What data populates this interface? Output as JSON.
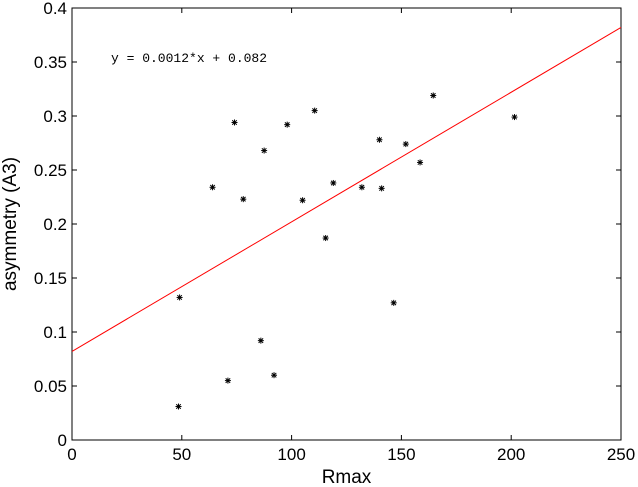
{
  "chart_data": {
    "type": "scatter",
    "xlabel": "Rmax",
    "ylabel": "asymmetry (A3)",
    "xlim": [
      0,
      250
    ],
    "ylim": [
      0,
      0.4
    ],
    "xticks": [
      0,
      50,
      100,
      150,
      200,
      250
    ],
    "xtick_labels": [
      "0",
      "50",
      "100",
      "150",
      "200",
      "250"
    ],
    "yticks": [
      0,
      0.05,
      0.1,
      0.15,
      0.2,
      0.25,
      0.3,
      0.35,
      0.4
    ],
    "ytick_labels": [
      "0",
      "0.05",
      "0.1",
      "0.15",
      "0.2",
      "0.25",
      "0.3",
      "0.35",
      "0.4"
    ],
    "grid": false,
    "annotation": "y = 0.0012*x + 0.082",
    "points": [
      {
        "x": 48.5,
        "y": 0.031
      },
      {
        "x": 49,
        "y": 0.132
      },
      {
        "x": 64,
        "y": 0.234
      },
      {
        "x": 71,
        "y": 0.055
      },
      {
        "x": 74,
        "y": 0.294
      },
      {
        "x": 78,
        "y": 0.223
      },
      {
        "x": 86,
        "y": 0.092
      },
      {
        "x": 87.5,
        "y": 0.268
      },
      {
        "x": 92,
        "y": 0.06
      },
      {
        "x": 98,
        "y": 0.292
      },
      {
        "x": 105,
        "y": 0.222
      },
      {
        "x": 110.5,
        "y": 0.305
      },
      {
        "x": 115.5,
        "y": 0.187
      },
      {
        "x": 119,
        "y": 0.238
      },
      {
        "x": 132,
        "y": 0.234
      },
      {
        "x": 140,
        "y": 0.278
      },
      {
        "x": 141,
        "y": 0.233
      },
      {
        "x": 146.5,
        "y": 0.127
      },
      {
        "x": 152,
        "y": 0.274
      },
      {
        "x": 158.5,
        "y": 0.257
      },
      {
        "x": 164.5,
        "y": 0.319
      },
      {
        "x": 201.5,
        "y": 0.299
      }
    ],
    "fit_line": {
      "slope": 0.0012,
      "intercept": 0.082,
      "color": "#ff0000"
    },
    "marker": "*",
    "marker_color": "#000000"
  }
}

......

What to do => Write out the entries above word for word. Do not include the pictures.

Output for this exercise =>
What data populates this interface? Output as JSON.
{
  "chart_data": {
    "type": "scatter",
    "xlabel": "Rmax",
    "ylabel": "asymmetry (A3)",
    "xlim": [
      0,
      250
    ],
    "ylim": [
      0,
      0.4
    ],
    "xticks": [
      0,
      50,
      100,
      150,
      200,
      250
    ],
    "xtick_labels": [
      "0",
      "50",
      "100",
      "150",
      "200",
      "250"
    ],
    "yticks": [
      0,
      0.05,
      0.1,
      0.15,
      0.2,
      0.25,
      0.3,
      0.35,
      0.4
    ],
    "ytick_labels": [
      "0",
      "0.05",
      "0.1",
      "0.15",
      "0.2",
      "0.25",
      "0.3",
      "0.35",
      "0.4"
    ],
    "grid": false,
    "annotation": "y = 0.0012*x + 0.082",
    "points": [
      {
        "x": 48.5,
        "y": 0.031
      },
      {
        "x": 49,
        "y": 0.132
      },
      {
        "x": 64,
        "y": 0.234
      },
      {
        "x": 71,
        "y": 0.055
      },
      {
        "x": 74,
        "y": 0.294
      },
      {
        "x": 78,
        "y": 0.223
      },
      {
        "x": 86,
        "y": 0.092
      },
      {
        "x": 87.5,
        "y": 0.268
      },
      {
        "x": 92,
        "y": 0.06
      },
      {
        "x": 98,
        "y": 0.292
      },
      {
        "x": 105,
        "y": 0.222
      },
      {
        "x": 110.5,
        "y": 0.305
      },
      {
        "x": 115.5,
        "y": 0.187
      },
      {
        "x": 119,
        "y": 0.238
      },
      {
        "x": 132,
        "y": 0.234
      },
      {
        "x": 140,
        "y": 0.278
      },
      {
        "x": 141,
        "y": 0.233
      },
      {
        "x": 146.5,
        "y": 0.127
      },
      {
        "x": 152,
        "y": 0.274
      },
      {
        "x": 158.5,
        "y": 0.257
      },
      {
        "x": 164.5,
        "y": 0.319
      },
      {
        "x": 201.5,
        "y": 0.299
      }
    ],
    "fit_line": {
      "slope": 0.0012,
      "intercept": 0.082,
      "color": "#ff0000"
    },
    "marker": "*",
    "marker_color": "#000000"
  }
}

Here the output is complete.